» **WHAT THE TASK ASKS**
Write the entries out again exactly as they stand, but without the pictures.

» **TASK INPUTS**
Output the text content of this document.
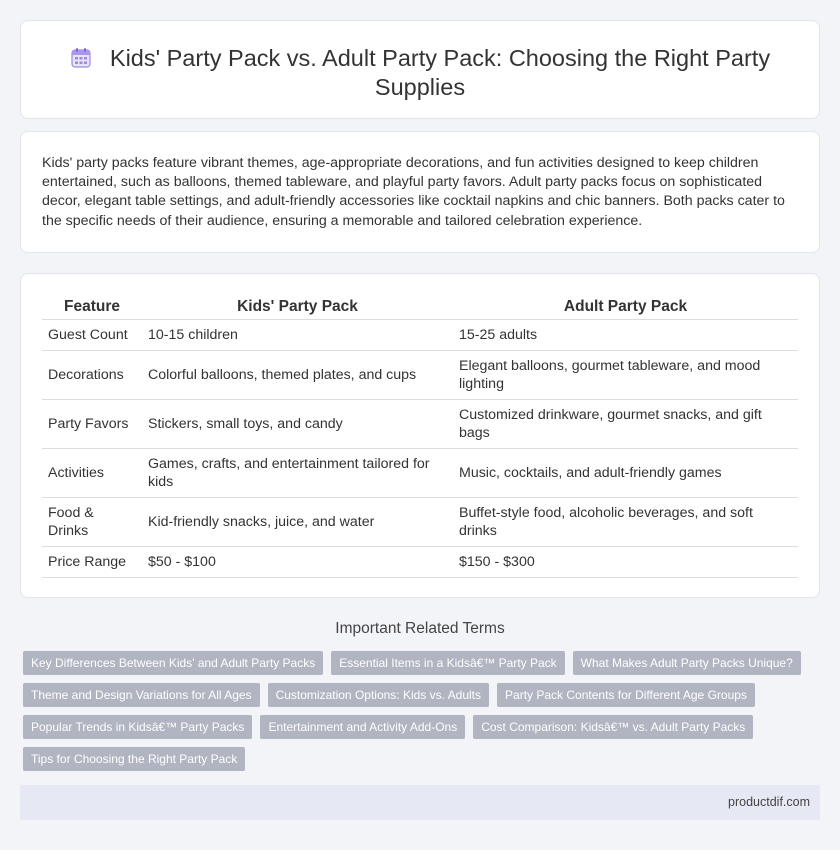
Kids' Party Pack vs. Adult Party Pack: Choosing the Right Party Supplies

Kids' party packs feature vibrant themes, age-appropriate decorations, and fun activities designed to keep children entertained, such as balloons, themed tableware, and playful party favors. Adult party packs focus on sophisticated decor, elegant table settings, and adult-friendly accessories like cocktail napkins and chic banners. Both packs cater to the specific needs of their audience, ensuring a memorable and tailored celebration experience.

Feature	Kids' Party Pack	Adult Party Pack
Guest Count	10-15 children	15-25 adults
Decorations	Colorful balloons, themed plates, and cups	Elegant balloons, gourmet tableware, and mood lighting
Party Favors	Stickers, small toys, and candy	Customized drinkware, gourmet snacks, and gift bags
Activities	Games, crafts, and entertainment tailored for kids	Music, cocktails, and adult-friendly games
Food & Drinks	Kid-friendly snacks, juice, and water	Buffet-style food, alcoholic beverages, and soft drinks
Price Range	$50 - $100	$150 - $300
Important Related Terms
Key Differences Between Kids' and Adult Party Packs	Essential Items in a Kidsâ€™ Party Pack	What Makes Adult Party Packs Unique?
Theme and Design Variations for All Ages	Customization Options: Kids vs. Adults	Party Pack Contents for Different Age Groups
Popular Trends in Kidsâ€™ Party Packs	Entertainment and Activity Add-Ons	Cost Comparison: Kidsâ€™ vs. Adult Party Packs
Tips for Choosing the Right Party Pack
productdif.com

» **RESPONSE**
Output the text content of this document.
Kids' Party Pack vs. Adult Party Pack: Choosing the Right Party Supplies

Kids' party packs feature vibrant themes, age-appropriate decorations, and fun activities designed to keep children entertained, such as balloons, themed tableware, and playful party favors. Adult party packs focus on sophisticated decor, elegant table settings, and adult-friendly accessories like cocktail napkins and chic banners. Both packs cater to the specific needs of their audience, ensuring a memorable and tailored celebration experience.

Feature	Kids' Party Pack	Adult Party Pack
Guest Count	10-15 children	15-25 adults
Decorations	Colorful balloons, themed plates, and cups	Elegant balloons, gourmet tableware, and mood lighting
Party Favors	Stickers, small toys, and candy	Customized drinkware, gourmet snacks, and gift bags
Activities	Games, crafts, and entertainment tailored for kids	Music, cocktails, and adult-friendly games
Food & Drinks	Kid-friendly snacks, juice, and water	Buffet-style food, alcoholic beverages, and soft drinks
Price Range	$50 - $100	$150 - $300
Important Related Terms
Key Differences Between Kids' and Adult Party Packs	Essential Items in a Kidsâ€™ Party Pack	What Makes Adult Party Packs Unique?
Theme and Design Variations for All Ages	Customization Options: Kids vs. Adults	Party Pack Contents for Different Age Groups
Popular Trends in Kidsâ€™ Party Packs	Entertainment and Activity Add-Ons	Cost Comparison: Kidsâ€™ vs. Adult Party Packs
Tips for Choosing the Right Party Pack
productdif.com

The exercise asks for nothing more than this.